====== DATA EXTRACTS ======

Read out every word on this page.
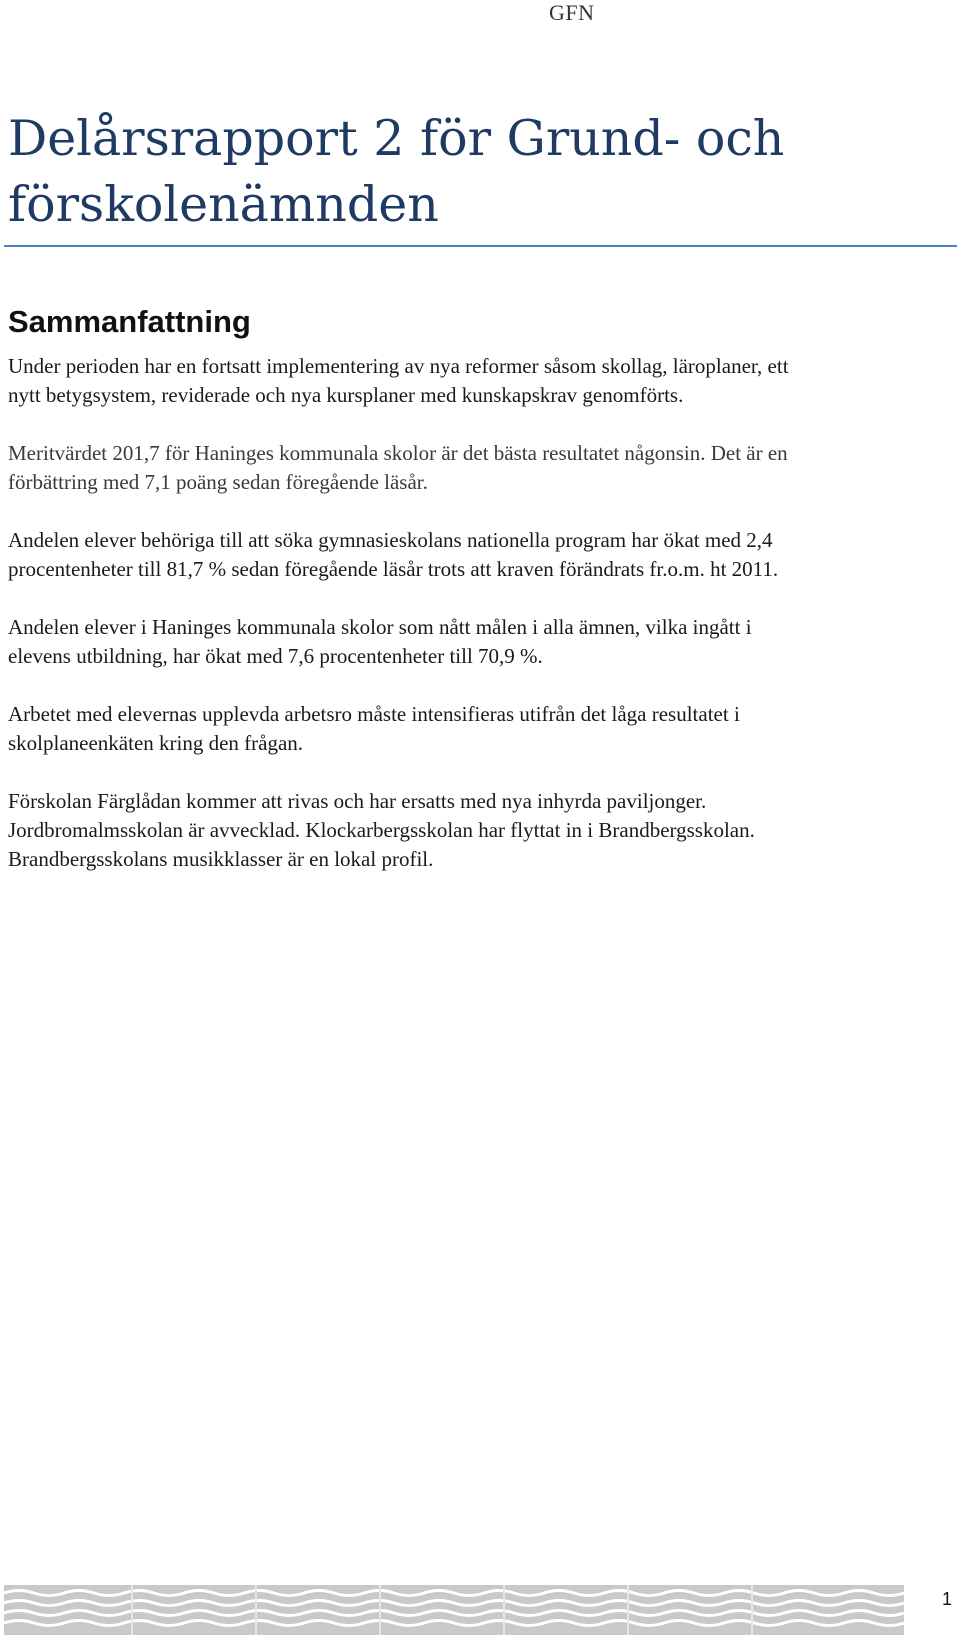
GFN
Delårsrapport 2 för Grund- och
förskolenämnden
Sammanfattning

Under perioden har en fortsatt implementering av nya reformer såsom skollag, läroplaner, ett
nytt betygsystem, reviderade och nya kursplaner med kunskapskrav genomförts.

Meritvärdet 201,7 för Haninges kommunala skolor är det bästa resultatet någonsin. Det är en
förbättring med 7,1 poäng sedan föregående läsår.

Andelen elever behöriga till att söka gymnasieskolans nationella program har ökat med 2,4
procentenheter till 81,7 % sedan föregående läsår trots att kraven förändrats fr.o.m. ht 2011.

Andelen elever i Haninges kommunala skolor som nått målen i alla ämnen, vilka ingått i
elevens utbildning, har ökat med 7,6 procentenheter till 70,9 %.

Arbetet med elevernas upplevda arbetsro måste intensifieras utifrån det låga resultatet i
skolplaneenkäten kring den frågan.

Förskolan Färglådan kommer att rivas och har ersatts med nya inhyrda paviljonger.
Jordbromalmsskolan är avvecklad. Klockarbergsskolan har flyttat in i Brandbergsskolan.
Brandbergsskolans musikklasser är en lokal profil.

1
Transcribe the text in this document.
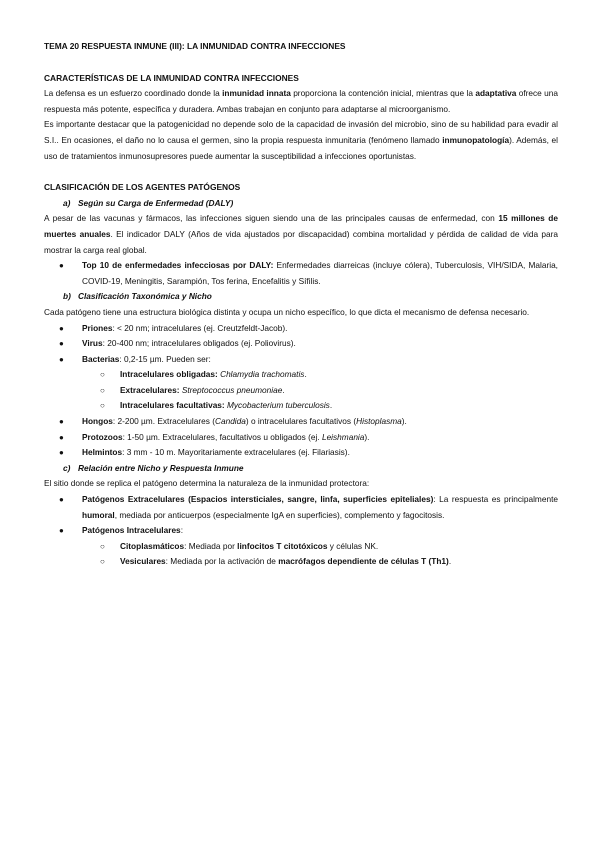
TEMA 20 RESPUESTA INMUNE (III): LA INMUNIDAD CONTRA INFECCIONES

CARACTERÍSTICAS DE LA INMUNIDAD CONTRA INFECCIONES

La defensa es un esfuerzo coordinado donde la inmunidad innata proporciona la contención inicial, mientras que la adaptativa ofrece una respuesta más potente, específica y duradera. Ambas trabajan en conjunto para adaptarse al microorganismo.

Es importante destacar que la patogenicidad no depende solo de la capacidad de invasión del microbio, sino de su habilidad para evadir al S.I.. En ocasiones, el daño no lo causa el germen, sino la propia respuesta inmunitaria (fenómeno llamado inmunopatología). Además, el uso de tratamientos inmunosupresores puede aumentar la susceptibilidad a infecciones oportunistas.

CLASIFICACIÓN DE LOS AGENTES PATÓGENOS

a) Según su Carga de Enfermedad (DALY)

A pesar de las vacunas y fármacos, las infecciones siguen siendo una de las principales causas de enfermedad, con 15 millones de muertes anuales. El indicador DALY (Años de vida ajustados por discapacidad) combina mortalidad y pérdida de calidad de vida para mostrar la carga real global.

● Top 10 de enfermedades infecciosas por DALY: Enfermedades diarreicas (incluye cólera), Tuberculosis, VIH/SIDA, Malaria, COVID-19, Meningitis, Sarampión, Tos ferina, Encefalitis y Sífilis.

b) Clasificación Taxonómica y Nicho

Cada patógeno tiene una estructura biológica distinta y ocupa un nicho específico, lo que dicta el mecanismo de defensa necesario.

● Priones: < 20 nm; intracelulares (ej. Creutzfeldt-Jacob).

● Virus: 20-400 nm; intracelulares obligados (ej. Poliovirus).

● Bacterias: 0,2-15 µm. Pueden ser:

○ Intracelulares obligadas: Chlamydia trachomatis.

○ Extracelulares: Streptococcus pneumoniae.

○ Intracelulares facultativas: Mycobacterium tuberculosis.

● Hongos: 2-200 µm. Extracelulares (Candida) o intracelulares facultativos (Histoplasma).

● Protozoos: 1-50 µm. Extracelulares, facultativos u obligados (ej. Leishmania).

● Helmintos: 3 mm - 10 m. Mayoritariamente extracelulares (ej. Filariasis).

c) Relación entre Nicho y Respuesta Inmune

El sitio donde se replica el patógeno determina la naturaleza de la inmunidad protectora:

● Patógenos Extracelulares (Espacios intersticiales, sangre, linfa, superficies epiteliales): La respuesta es principalmente humoral, mediada por anticuerpos (especialmente IgA en superficies), complemento y fagocitosis.

● Patógenos Intracelulares:

○ Citoplasmáticos: Mediada por linfocitos T citotóxicos y células NK.

○ Vesiculares: Mediada por la activación de macrófagos dependiente de células T (Th1).
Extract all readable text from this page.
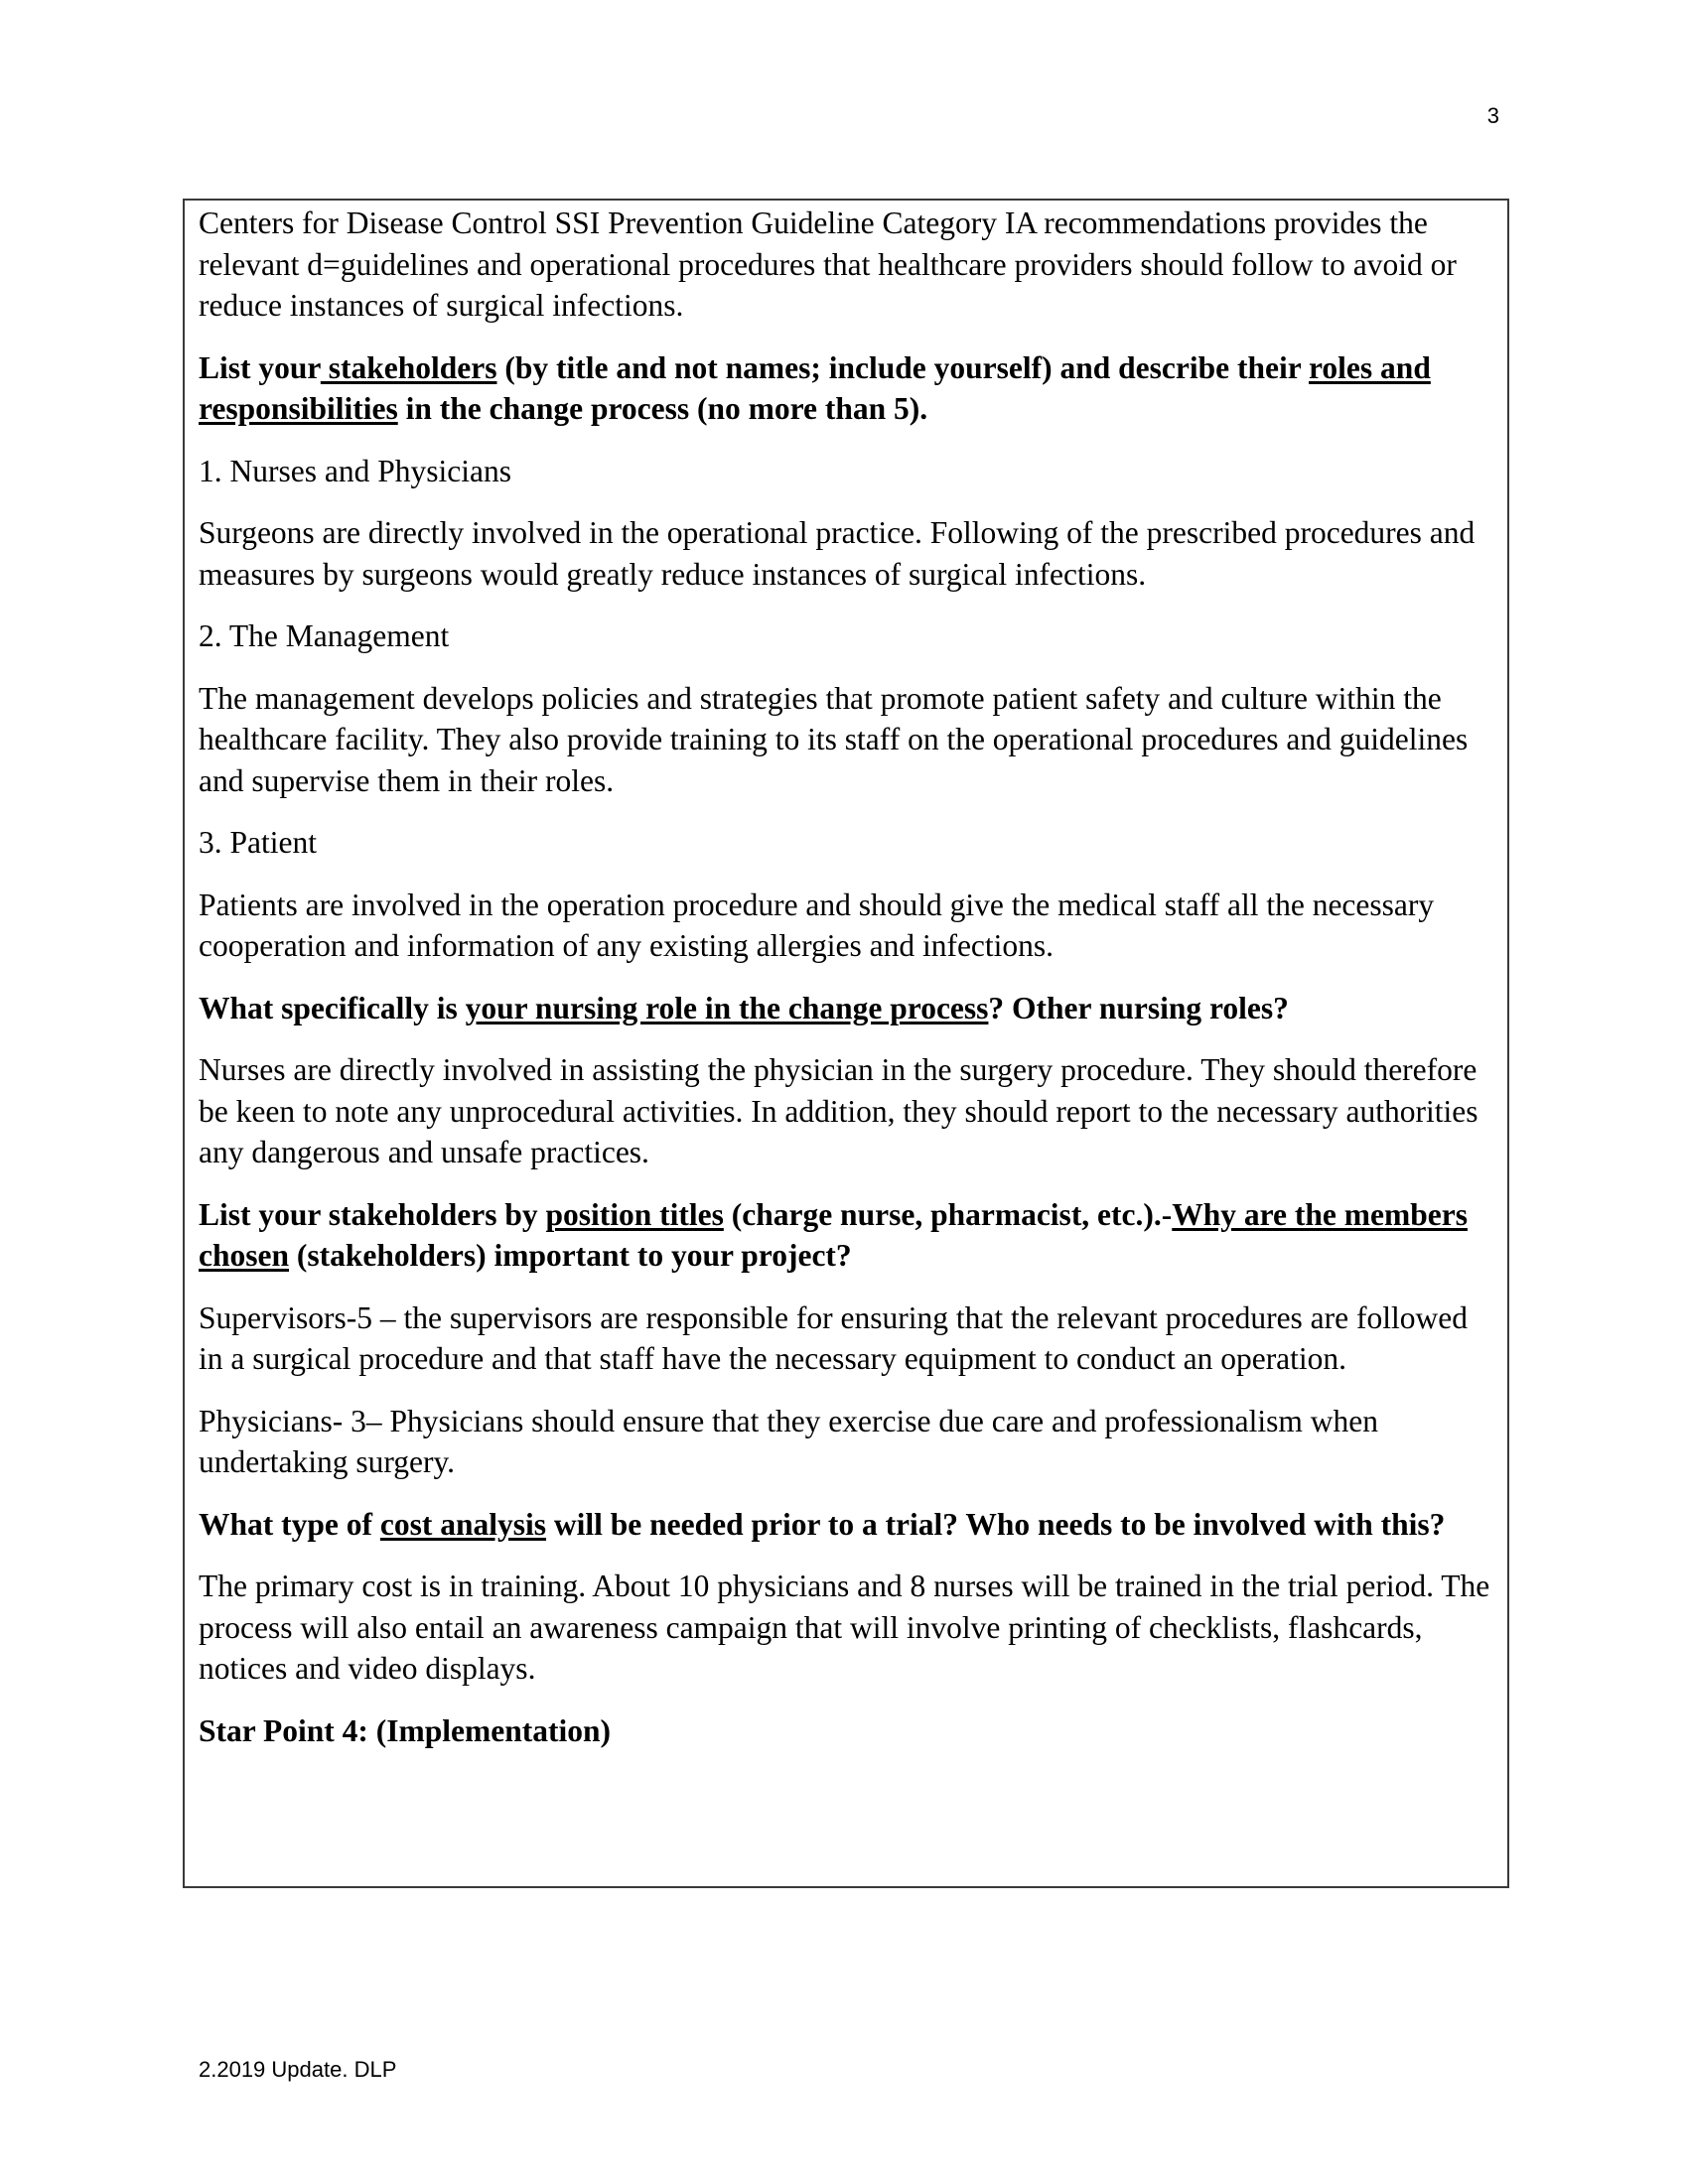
3

Centers for Disease Control SSI Prevention Guideline Category IA recommendations provides the relevant d=guidelines and operational procedures that healthcare providers should follow to avoid or reduce instances of surgical infections.

List your stakeholders (by title and not names; include yourself) and describe their roles and responsibilities in the change process (no more than 5).

1. Nurses and Physicians

Surgeons are directly involved in the operational practice. Following of the prescribed procedures and measures by surgeons would greatly reduce instances of surgical infections.

2. The Management

The management develops policies and strategies that promote patient safety and culture within the healthcare facility. They also provide training to its staff on the operational procedures and guidelines and supervise them in their roles.

3. Patient

Patients are involved in the operation procedure and should give the medical staff all the necessary cooperation and information of any existing allergies and infections.

What specifically is your nursing role in the change process? Other nursing roles?

Nurses are directly involved in assisting the physician in the surgery procedure. They should therefore be keen to note any unprocedural activities. In addition, they should report to the necessary authorities any dangerous and unsafe practices.

List your stakeholders by position titles (charge nurse, pharmacist, etc.).-Why are the members chosen (stakeholders) important to your project?

Supervisors-5 – the supervisors are responsible for ensuring that the relevant procedures are followed in a surgical procedure and that staff have the necessary equipment to conduct an operation.

Physicians- 3– Physicians should ensure that they exercise due care and professionalism when undertaking surgery.

What type of cost analysis will be needed prior to a trial? Who needs to be involved with this?

The primary cost is in training. About 10 physicians and 8 nurses will be trained in the trial period. The process will also entail an awareness campaign that will involve printing of checklists, flashcards, notices and video displays.

Star Point 4: (Implementation)

2.2019 Update. DLP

======

## TASK PROMPT
Please return every line from the material above where the string "text" occurs.

## OUTPUT FOR THIS EXERCISE
Transcribe the text in this document.
Extract all readable text from this page.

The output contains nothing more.